Instructions for the task —
Reproduce all the material exactly, minus any pictures it holds.

Data entries
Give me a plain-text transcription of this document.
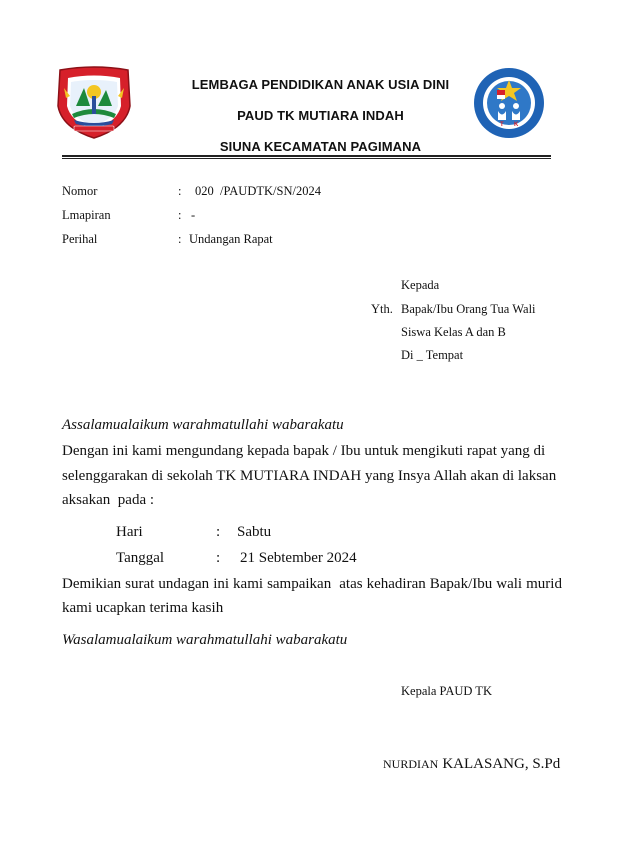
T K
LEMBAGA PENDIDIKAN ANAK USIA DINI
PAUD TK MUTIARA INDAH
SIUNA KECAMATAN PAGIMANA
Nomor	: 020  /PAUDTK/SN/2024
Lmapiran	: -
Perihal	: Undangan Rapat
Kepada
Yth. Bapak/Ibu Orang Tua Wali
Siswa Kelas A dan B
Di _ Tempat
Assalamualaikum warahmatullahi wabarakatu
Dengan ini kami mengundang kepada bapak / Ibu untuk mengikuti rapat yang di
selenggarakan di sekolah TK MUTIARA INDAH yang Insya Allah akan di laksan
aksakan  pada :
Hari	: Sabtu
Tanggal	: 21 Sebtember 2024
Demikian surat undagan ini kami sampaikan  atas kehadiran Bapak/Ibu wali murid
kami ucapkan terima kasih
Wasalamualaikum warahmatullahi wabarakatu
Kepala PAUD TK
NURDIAN KALASANG, S.Pd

Solution below —
Give me a plain-text transcription of this document.
T K
LEMBAGA PENDIDIKAN ANAK USIA DINI
PAUD TK MUTIARA INDAH
SIUNA KECAMATAN PAGIMANA
Nomor	: 020  /PAUDTK/SN/2024
Lmapiran	: -
Perihal	: Undangan Rapat
Kepada
Yth. Bapak/Ibu Orang Tua Wali
Siswa Kelas A dan B
Di _ Tempat
Assalamualaikum warahmatullahi wabarakatu
Dengan ini kami mengundang kepada bapak / Ibu untuk mengikuti rapat yang di
selenggarakan di sekolah TK MUTIARA INDAH yang Insya Allah akan di laksan
aksakan  pada :
Hari	: Sabtu
Tanggal	: 21 Sebtember 2024
Demikian surat undagan ini kami sampaikan  atas kehadiran Bapak/Ibu wali murid
kami ucapkan terima kasih
Wasalamualaikum warahmatullahi wabarakatu
Kepala PAUD TK
NURDIAN KALASANG, S.Pd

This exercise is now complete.